Your objective:
Scan the following material for the string "JSON" and copy each line in which it appears.

Dataset:
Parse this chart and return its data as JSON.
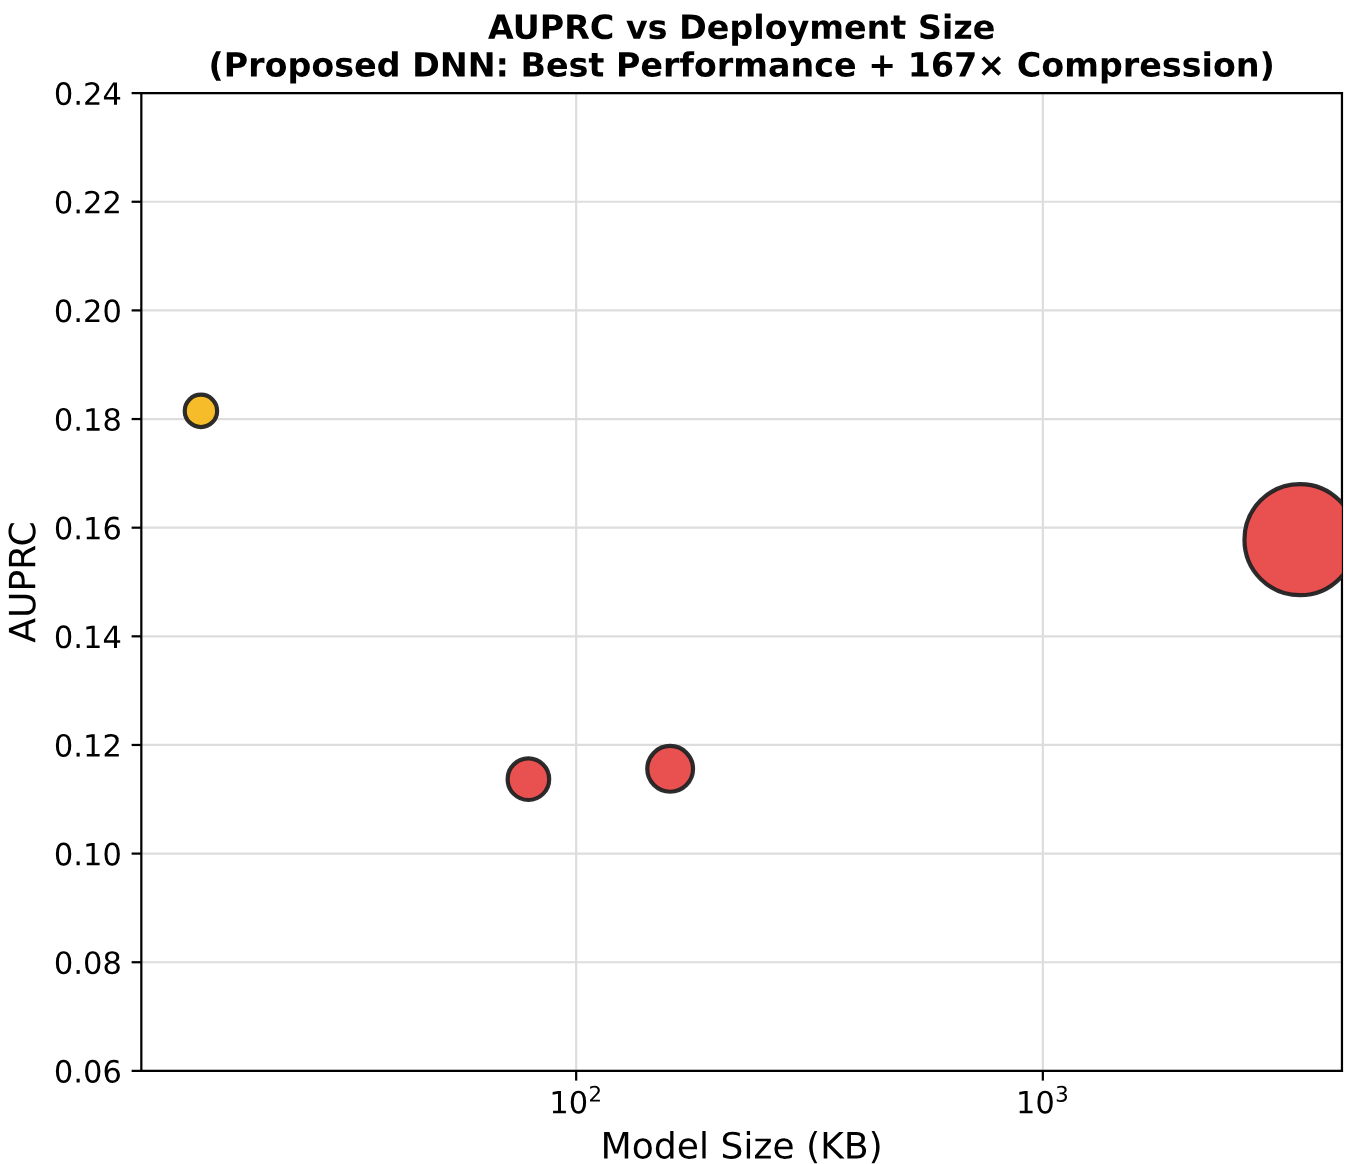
{
  "chart_data": {
    "type": "bubble",
    "title": "AUPRC vs Deployment Size\n(Proposed DNN: Best Performance + 167× Compression)",
    "xlabel": "Model Size (KB)",
    "ylabel": "AUPRC",
    "log": "x",
    "x": [
      15.7,
      79,
      159,
      3557
    ],
    "values": [
      0.1815,
      0.1137,
      0.1156,
      0.1578
    ],
    "sizes": [
      0.085,
      0.14,
      0.17,
      1
    ],
    "colors": [
      "#f5b81e",
      "#e84848",
      "#e84848",
      "#e84848"
    ],
    "xlim": [
      11.7,
      4375
    ],
    "xticks": [
      {
        "value": 100,
        "label": "10$^{2}$"
      },
      {
        "value": 1000,
        "label": "10$^{3}$"
      }
    ],
    "ylim": [
      0.06,
      0.24
    ],
    "yticks": [
      {
        "value": 0.06,
        "label": "0.06"
      },
      {
        "value": 0.08,
        "label": "0.08"
      },
      {
        "value": 0.1,
        "label": "0.10"
      },
      {
        "value": 0.12,
        "label": "0.12"
      },
      {
        "value": 0.14,
        "label": "0.14"
      },
      {
        "value": 0.16,
        "label": "0.16"
      },
      {
        "value": 0.18,
        "label": "0.18"
      },
      {
        "value": 0.2,
        "label": "0.20"
      },
      {
        "value": 0.22,
        "label": "0.22"
      },
      {
        "value": 0.24,
        "label": "0.24"
      }
    ],
    "grid": true
  }
}
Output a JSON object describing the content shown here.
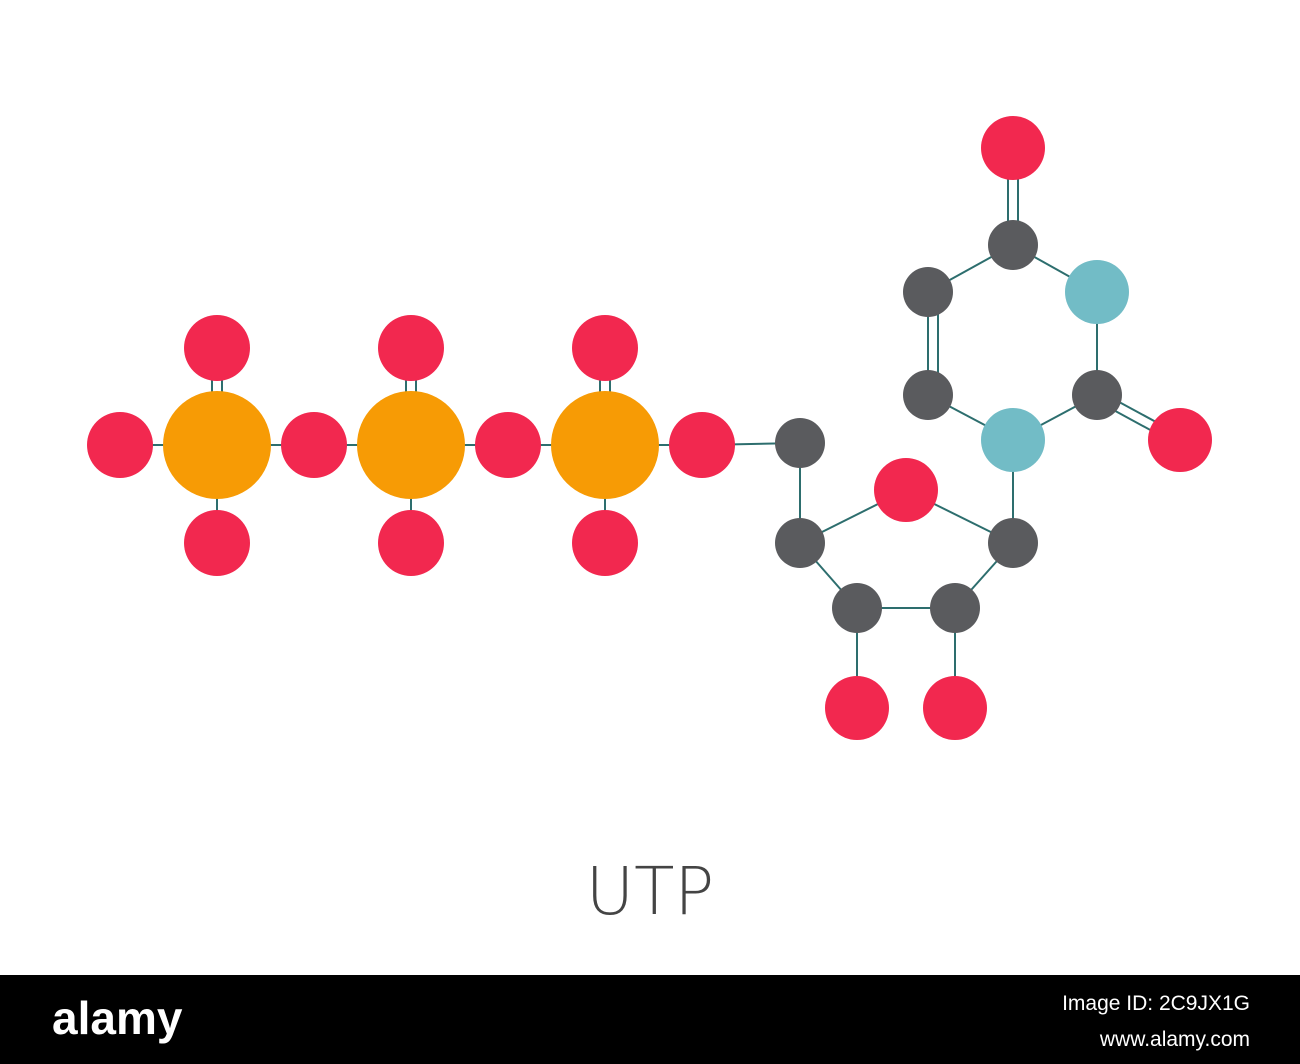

Answer in full:
Parse this chart and return its data as JSON.
Output a JSON object describing the content shown here.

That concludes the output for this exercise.